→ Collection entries
====================
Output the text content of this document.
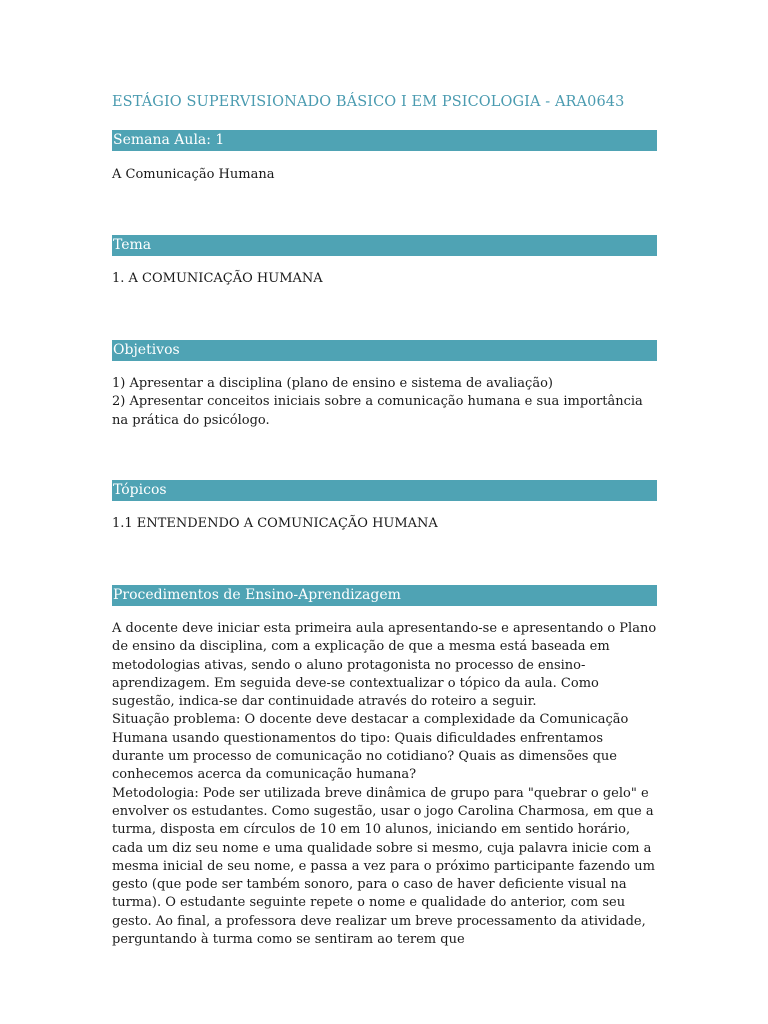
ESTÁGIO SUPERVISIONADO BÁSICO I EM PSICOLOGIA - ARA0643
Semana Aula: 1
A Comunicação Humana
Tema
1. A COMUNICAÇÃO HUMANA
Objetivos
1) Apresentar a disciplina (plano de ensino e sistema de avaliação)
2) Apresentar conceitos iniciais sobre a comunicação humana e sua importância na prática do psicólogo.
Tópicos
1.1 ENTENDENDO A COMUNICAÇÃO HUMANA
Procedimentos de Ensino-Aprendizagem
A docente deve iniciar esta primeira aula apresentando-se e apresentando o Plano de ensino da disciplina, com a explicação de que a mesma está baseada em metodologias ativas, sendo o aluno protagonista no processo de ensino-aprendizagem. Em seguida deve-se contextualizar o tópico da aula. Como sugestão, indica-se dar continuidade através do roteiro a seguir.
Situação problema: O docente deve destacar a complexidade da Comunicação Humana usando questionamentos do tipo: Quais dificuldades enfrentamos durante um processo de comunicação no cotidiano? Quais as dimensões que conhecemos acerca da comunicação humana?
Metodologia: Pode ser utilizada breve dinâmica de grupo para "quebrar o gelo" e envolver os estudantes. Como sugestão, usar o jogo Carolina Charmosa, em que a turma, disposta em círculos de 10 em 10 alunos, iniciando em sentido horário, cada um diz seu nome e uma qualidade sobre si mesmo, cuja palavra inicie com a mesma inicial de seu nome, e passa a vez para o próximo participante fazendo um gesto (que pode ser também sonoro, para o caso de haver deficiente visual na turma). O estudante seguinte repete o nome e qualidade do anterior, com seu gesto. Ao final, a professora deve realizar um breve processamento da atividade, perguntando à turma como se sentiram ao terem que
====================
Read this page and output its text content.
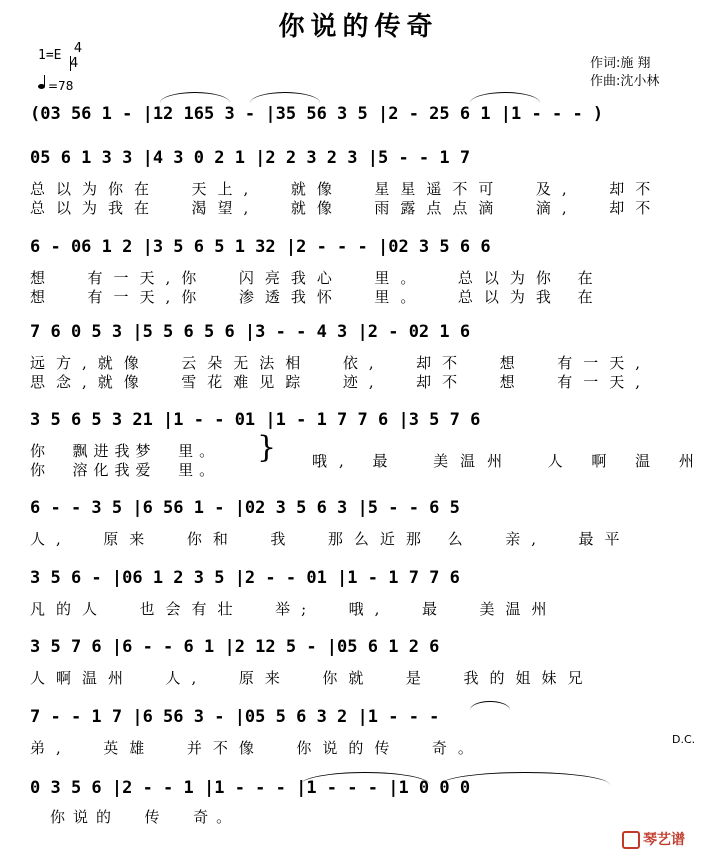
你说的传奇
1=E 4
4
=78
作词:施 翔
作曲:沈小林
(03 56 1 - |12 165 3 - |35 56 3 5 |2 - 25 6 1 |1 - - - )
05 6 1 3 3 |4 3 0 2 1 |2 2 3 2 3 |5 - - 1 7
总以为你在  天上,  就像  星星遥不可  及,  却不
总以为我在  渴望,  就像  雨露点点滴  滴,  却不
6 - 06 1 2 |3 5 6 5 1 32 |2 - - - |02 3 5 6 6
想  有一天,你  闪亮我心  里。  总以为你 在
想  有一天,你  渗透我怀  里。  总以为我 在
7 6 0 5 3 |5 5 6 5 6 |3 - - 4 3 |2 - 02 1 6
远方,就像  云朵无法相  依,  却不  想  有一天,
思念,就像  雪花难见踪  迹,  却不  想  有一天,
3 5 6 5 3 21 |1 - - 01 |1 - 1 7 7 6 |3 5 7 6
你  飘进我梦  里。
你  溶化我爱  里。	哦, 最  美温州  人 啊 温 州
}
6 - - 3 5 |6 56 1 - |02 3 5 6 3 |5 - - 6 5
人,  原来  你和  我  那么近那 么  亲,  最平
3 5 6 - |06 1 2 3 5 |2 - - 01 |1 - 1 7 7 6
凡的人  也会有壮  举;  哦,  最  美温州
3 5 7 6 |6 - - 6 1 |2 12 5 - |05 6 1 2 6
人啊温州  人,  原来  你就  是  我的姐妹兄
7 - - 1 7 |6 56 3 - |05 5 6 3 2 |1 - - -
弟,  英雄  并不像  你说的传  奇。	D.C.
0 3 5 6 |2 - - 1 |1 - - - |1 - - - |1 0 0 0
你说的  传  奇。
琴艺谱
====================
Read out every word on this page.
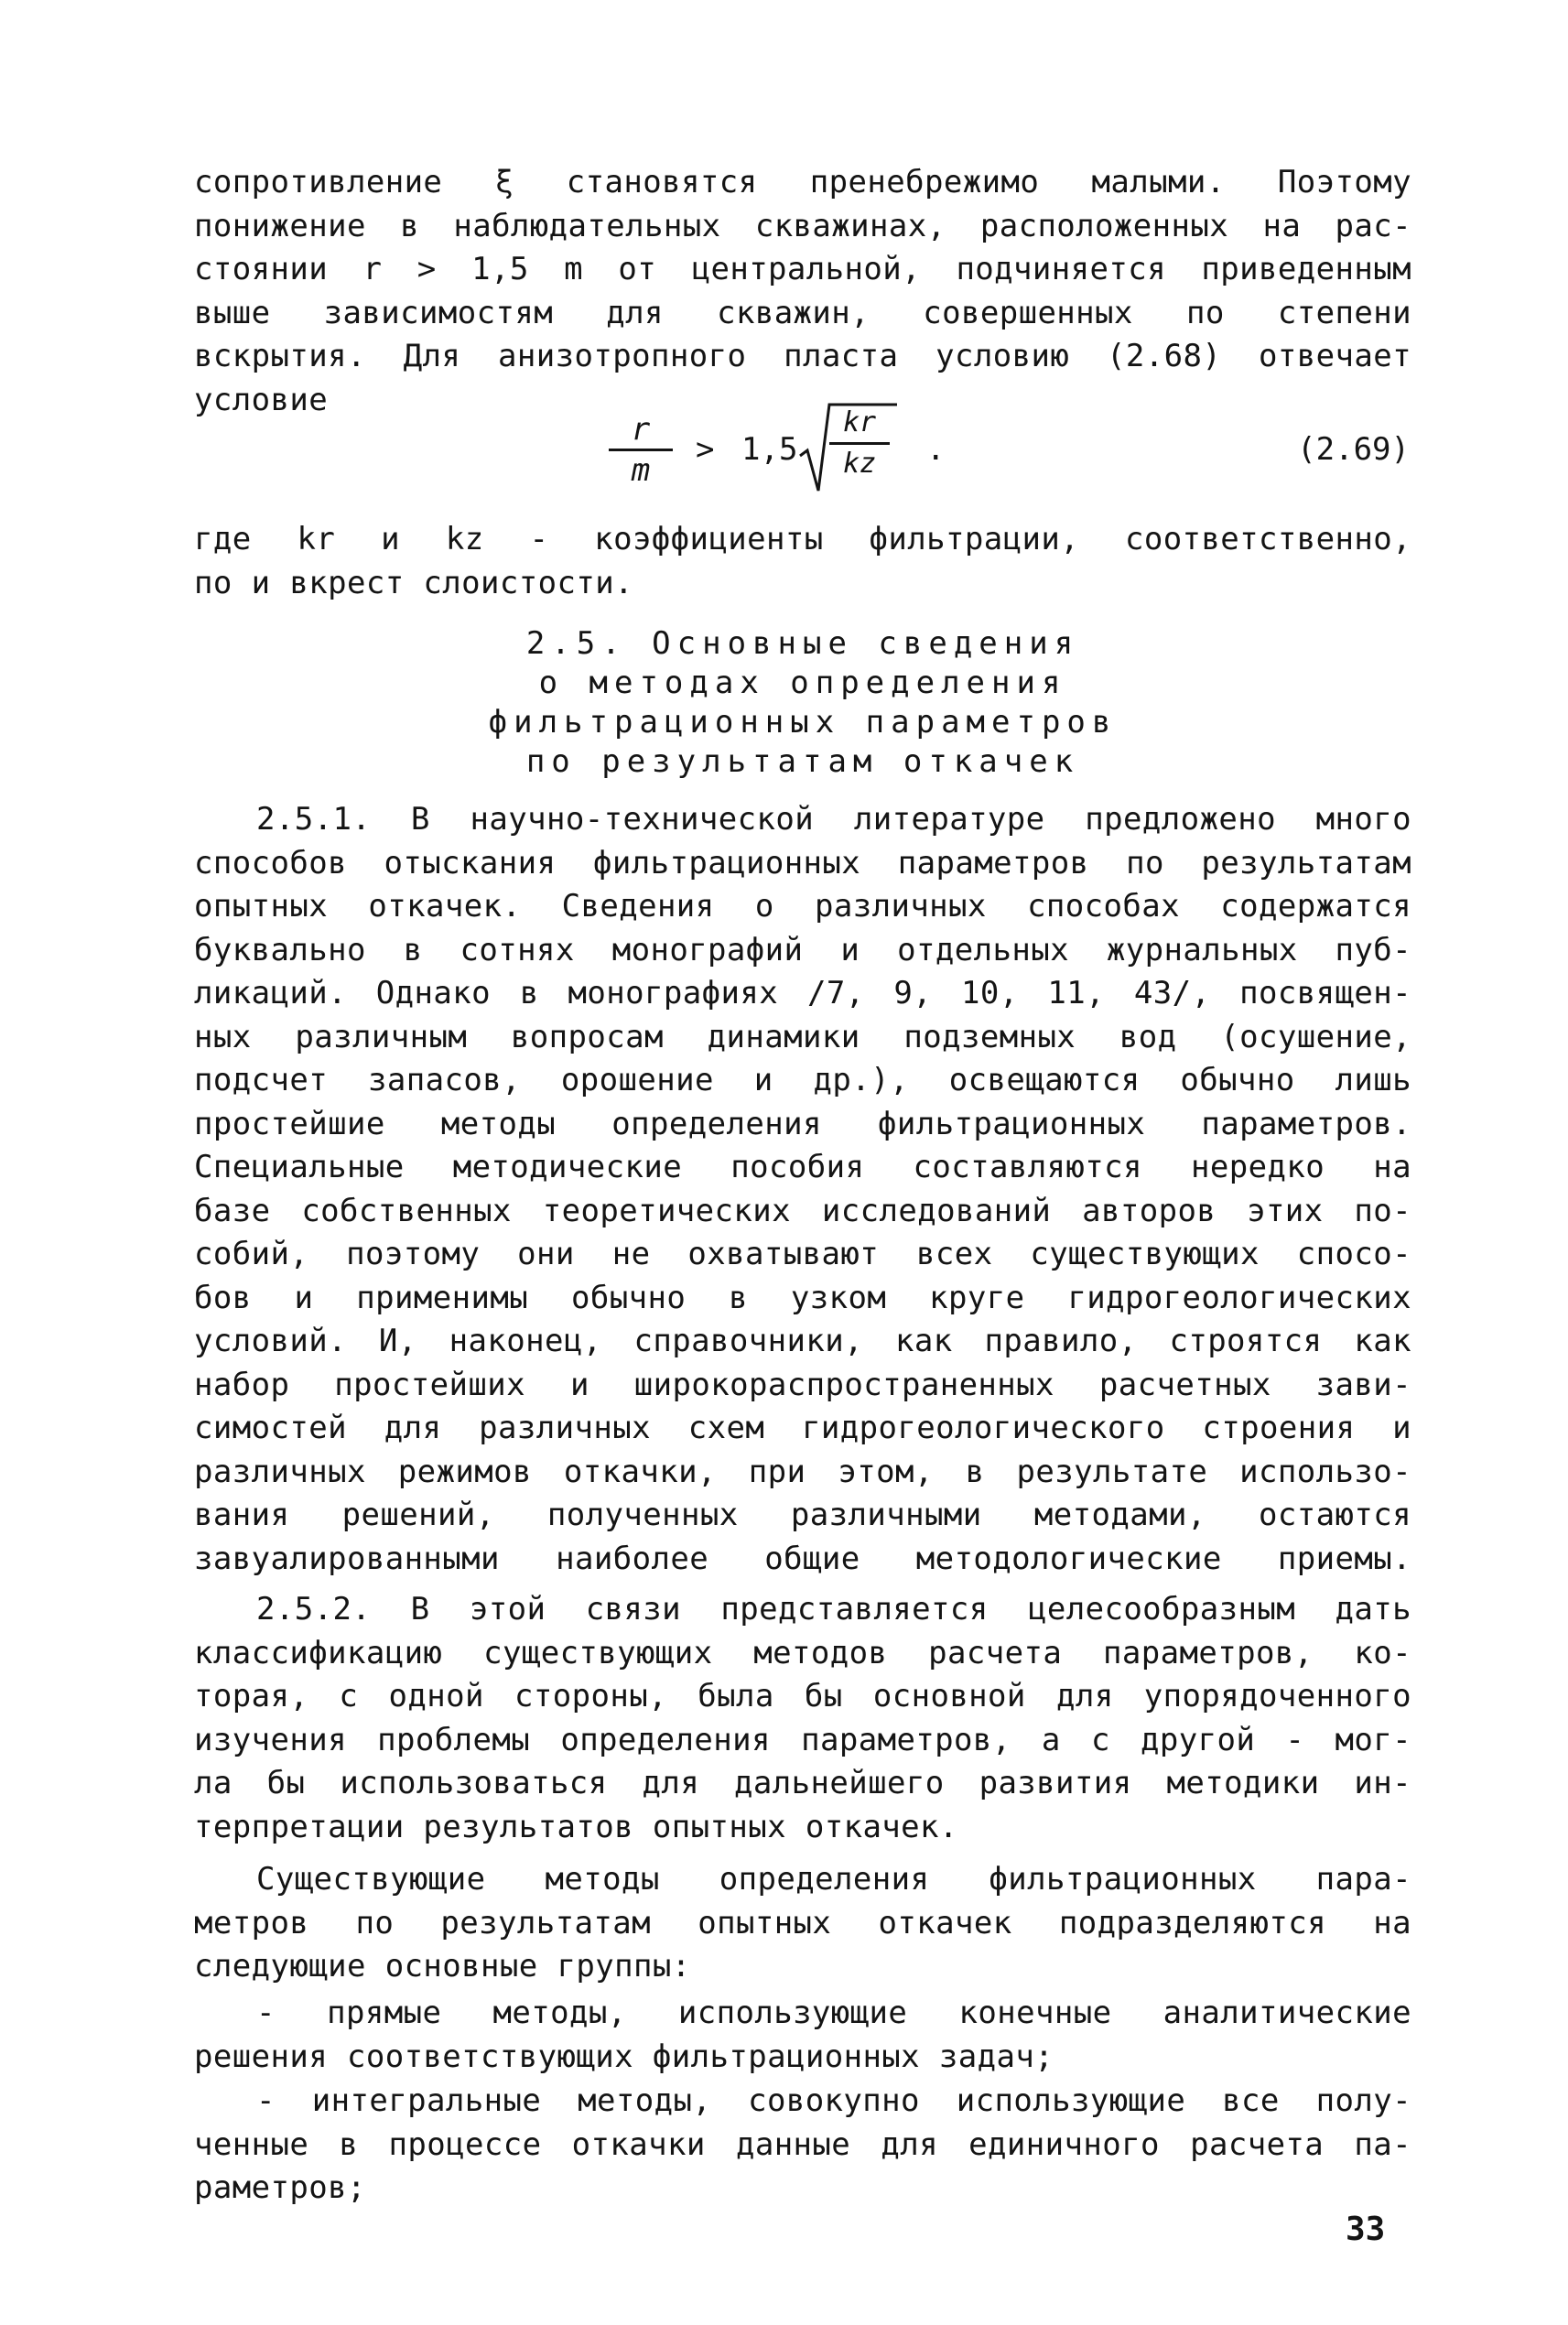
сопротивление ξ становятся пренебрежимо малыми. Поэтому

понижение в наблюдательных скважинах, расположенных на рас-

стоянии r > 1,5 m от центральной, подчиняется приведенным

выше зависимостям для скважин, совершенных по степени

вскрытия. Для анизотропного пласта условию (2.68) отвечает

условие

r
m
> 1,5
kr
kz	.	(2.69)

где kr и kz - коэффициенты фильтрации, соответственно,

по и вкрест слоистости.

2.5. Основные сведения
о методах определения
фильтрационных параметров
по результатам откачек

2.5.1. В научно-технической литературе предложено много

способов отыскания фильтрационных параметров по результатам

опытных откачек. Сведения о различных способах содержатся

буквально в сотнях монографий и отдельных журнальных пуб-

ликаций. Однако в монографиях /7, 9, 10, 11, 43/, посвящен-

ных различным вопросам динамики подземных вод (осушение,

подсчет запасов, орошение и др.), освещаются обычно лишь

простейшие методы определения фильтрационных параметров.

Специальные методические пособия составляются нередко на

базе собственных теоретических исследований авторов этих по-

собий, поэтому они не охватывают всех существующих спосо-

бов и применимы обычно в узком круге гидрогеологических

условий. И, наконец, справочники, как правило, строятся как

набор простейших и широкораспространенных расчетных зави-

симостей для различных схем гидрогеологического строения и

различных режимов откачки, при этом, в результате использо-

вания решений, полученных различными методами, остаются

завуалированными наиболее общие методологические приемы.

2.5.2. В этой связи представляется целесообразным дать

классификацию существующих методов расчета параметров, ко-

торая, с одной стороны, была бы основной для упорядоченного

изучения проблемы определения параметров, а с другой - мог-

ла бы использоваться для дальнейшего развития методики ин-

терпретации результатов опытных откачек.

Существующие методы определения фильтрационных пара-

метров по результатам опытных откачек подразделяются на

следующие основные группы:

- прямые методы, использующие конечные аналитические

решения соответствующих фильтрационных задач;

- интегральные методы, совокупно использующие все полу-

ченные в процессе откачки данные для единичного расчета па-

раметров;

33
====================
→ What you will do
Filter the listing for the word "this" and copy every line that holds it.

→ Reply
Output the text content of this document.
Read this page and output its text content.
Read out every word on this page.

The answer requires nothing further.